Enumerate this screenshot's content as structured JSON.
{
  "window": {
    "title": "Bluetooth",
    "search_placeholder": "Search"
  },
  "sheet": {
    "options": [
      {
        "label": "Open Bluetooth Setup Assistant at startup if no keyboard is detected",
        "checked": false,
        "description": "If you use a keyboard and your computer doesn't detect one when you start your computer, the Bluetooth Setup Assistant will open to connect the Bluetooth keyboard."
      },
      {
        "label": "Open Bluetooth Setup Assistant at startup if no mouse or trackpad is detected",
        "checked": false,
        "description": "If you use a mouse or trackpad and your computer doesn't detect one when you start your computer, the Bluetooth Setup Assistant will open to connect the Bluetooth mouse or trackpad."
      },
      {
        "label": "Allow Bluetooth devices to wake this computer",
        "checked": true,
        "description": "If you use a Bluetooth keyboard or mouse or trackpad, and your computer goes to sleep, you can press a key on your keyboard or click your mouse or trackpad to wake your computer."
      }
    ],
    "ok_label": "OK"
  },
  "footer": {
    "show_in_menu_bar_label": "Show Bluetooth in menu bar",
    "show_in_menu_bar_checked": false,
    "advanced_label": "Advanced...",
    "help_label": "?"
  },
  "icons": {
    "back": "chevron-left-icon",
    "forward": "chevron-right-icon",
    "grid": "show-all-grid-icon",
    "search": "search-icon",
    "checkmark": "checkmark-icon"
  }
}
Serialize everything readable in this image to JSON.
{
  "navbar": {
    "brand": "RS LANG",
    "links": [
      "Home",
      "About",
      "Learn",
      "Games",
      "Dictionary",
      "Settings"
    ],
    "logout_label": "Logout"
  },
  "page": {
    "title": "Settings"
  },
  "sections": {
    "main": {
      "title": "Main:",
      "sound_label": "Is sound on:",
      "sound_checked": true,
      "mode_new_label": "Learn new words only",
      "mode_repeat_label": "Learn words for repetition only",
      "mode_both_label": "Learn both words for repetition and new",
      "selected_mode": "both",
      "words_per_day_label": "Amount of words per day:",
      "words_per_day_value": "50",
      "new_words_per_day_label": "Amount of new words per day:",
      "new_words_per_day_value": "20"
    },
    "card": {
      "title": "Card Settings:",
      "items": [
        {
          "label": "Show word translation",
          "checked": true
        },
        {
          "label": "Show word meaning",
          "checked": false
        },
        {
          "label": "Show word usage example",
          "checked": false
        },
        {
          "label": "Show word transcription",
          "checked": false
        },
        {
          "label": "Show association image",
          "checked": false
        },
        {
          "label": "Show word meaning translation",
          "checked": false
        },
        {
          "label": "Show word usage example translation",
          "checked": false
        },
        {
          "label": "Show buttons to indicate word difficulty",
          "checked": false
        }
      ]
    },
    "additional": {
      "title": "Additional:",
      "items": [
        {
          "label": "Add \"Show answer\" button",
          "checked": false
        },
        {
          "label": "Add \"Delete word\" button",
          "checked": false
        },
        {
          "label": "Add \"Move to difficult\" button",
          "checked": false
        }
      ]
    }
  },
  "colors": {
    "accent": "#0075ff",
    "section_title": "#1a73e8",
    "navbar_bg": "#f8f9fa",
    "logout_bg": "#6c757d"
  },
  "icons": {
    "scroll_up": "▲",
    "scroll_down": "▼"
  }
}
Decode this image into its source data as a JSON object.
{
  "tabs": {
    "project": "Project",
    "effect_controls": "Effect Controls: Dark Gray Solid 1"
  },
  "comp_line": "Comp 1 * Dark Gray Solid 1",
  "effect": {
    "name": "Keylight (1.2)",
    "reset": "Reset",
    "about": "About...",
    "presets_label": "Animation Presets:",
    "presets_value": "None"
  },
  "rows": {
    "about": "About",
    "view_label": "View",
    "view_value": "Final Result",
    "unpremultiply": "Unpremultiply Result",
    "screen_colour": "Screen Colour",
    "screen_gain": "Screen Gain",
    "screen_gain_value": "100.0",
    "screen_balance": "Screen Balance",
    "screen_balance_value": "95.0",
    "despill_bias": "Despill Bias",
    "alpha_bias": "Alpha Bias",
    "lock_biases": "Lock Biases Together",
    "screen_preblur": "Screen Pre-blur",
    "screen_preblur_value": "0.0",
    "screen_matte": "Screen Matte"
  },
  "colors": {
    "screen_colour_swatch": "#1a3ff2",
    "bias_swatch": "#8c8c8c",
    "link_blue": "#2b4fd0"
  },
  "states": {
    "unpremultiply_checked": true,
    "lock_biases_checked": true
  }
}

____

**What you will do**
Extract all lines as given.

**The output**
Enumerate this screenshot's content as structured JSON.
{
  "window": {
    "title": "Bluetooth",
    "search_placeholder": "Search"
  },
  "sheet": {
    "options": [
      {
        "label": "Open Bluetooth Setup Assistant at startup if no keyboard is detected",
        "checked": false,
        "description": "If you use a keyboard and your computer doesn't detect one when you start your computer, the Bluetooth Setup Assistant will open to connect the Bluetooth keyboard."
      },
      {
        "label": "Open Bluetooth Setup Assistant at startup if no mouse or trackpad is detected",
        "checked": false,
        "description": "If you use a mouse or trackpad and your computer doesn't detect one when you start your computer, the Bluetooth Setup Assistant will open to connect the Bluetooth mouse or trackpad."
      },
      {
        "label": "Allow Bluetooth devices to wake this computer",
        "checked": true,
        "description": "If you use a Bluetooth keyboard or mouse or trackpad, and your computer goes to sleep, you can press a key on your keyboard or click your mouse or trackpad to wake your computer."
      }
    ],
    "ok_label": "OK"
  },
  "footer": {
    "show_in_menu_bar_label": "Show Bluetooth in menu bar",
    "show_in_menu_bar_checked": false,
    "advanced_label": "Advanced...",
    "help_label": "?"
  },
  "icons": {
    "back": "chevron-left-icon",
    "forward": "chevron-right-icon",
    "grid": "show-all-grid-icon",
    "search": "search-icon",
    "checkmark": "checkmark-icon"
  }
}
Serialize everything readable in this image to JSON.
{
  "navbar": {
    "brand": "RS LANG",
    "links": [
      "Home",
      "About",
      "Learn",
      "Games",
      "Dictionary",
      "Settings"
    ],
    "logout_label": "Logout"
  },
  "page": {
    "title": "Settings"
  },
  "sections": {
    "main": {
      "title": "Main:",
      "sound_label": "Is sound on:",
      "sound_checked": true,
      "mode_new_label": "Learn new words only",
      "mode_repeat_label": "Learn words for repetition only",
      "mode_both_label": "Learn both words for repetition and new",
      "selected_mode": "both",
      "words_per_day_label": "Amount of words per day:",
      "words_per_day_value": "50",
      "new_words_per_day_label": "Amount of new words per day:",
      "new_words_per_day_value": "20"
    },
    "card": {
      "title": "Card Settings:",
      "items": [
        {
          "label": "Show word translation",
          "checked": true
        },
        {
          "label": "Show word meaning",
          "checked": false
        },
        {
          "label": "Show word usage example",
          "checked": false
        },
        {
          "label": "Show word transcription",
          "checked": false
        },
        {
          "label": "Show association image",
          "checked": false
        },
        {
          "label": "Show word meaning translation",
          "checked": false
        },
        {
          "label": "Show word usage example translation",
          "checked": false
        },
        {
          "label": "Show buttons to indicate word difficulty",
          "checked": false
        }
      ]
    },
    "additional": {
      "title": "Additional:",
      "items": [
        {
          "label": "Add \"Show answer\" button",
          "checked": false
        },
        {
          "label": "Add \"Delete word\" button",
          "checked": false
        },
        {
          "label": "Add \"Move to difficult\" button",
          "checked": false
        }
      ]
    }
  },
  "colors": {
    "accent": "#0075ff",
    "section_title": "#1a73e8",
    "navbar_bg": "#f8f9fa",
    "logout_bg": "#6c757d"
  },
  "icons": {
    "scroll_up": "▲",
    "scroll_down": "▼"
  }
}
Decode this image into its source data as a JSON object.
{
  "tabs": {
    "project": "Project",
    "effect_controls": "Effect Controls: Dark Gray Solid 1"
  },
  "comp_line": "Comp 1 * Dark Gray Solid 1",
  "effect": {
    "name": "Keylight (1.2)",
    "reset": "Reset",
    "about": "About...",
    "presets_label": "Animation Presets:",
    "presets_value": "None"
  },
  "rows": {
    "about": "About",
    "view_label": "View",
    "view_value": "Final Result",
    "unpremultiply": "Unpremultiply Result",
    "screen_colour": "Screen Colour",
    "screen_gain": "Screen Gain",
    "screen_gain_value": "100.0",
    "screen_balance": "Screen Balance",
    "screen_balance_value": "95.0",
    "despill_bias": "Despill Bias",
    "alpha_bias": "Alpha Bias",
    "lock_biases": "Lock Biases Together",
    "screen_preblur": "Screen Pre-blur",
    "screen_preblur_value": "0.0",
    "screen_matte": "Screen Matte"
  },
  "colors": {
    "screen_colour_swatch": "#1a3ff2",
    "bias_swatch": "#8c8c8c",
    "link_blue": "#2b4fd0"
  },
  "states": {
    "unpremultiply_checked": true,
    "lock_biases_checked": true
  }
}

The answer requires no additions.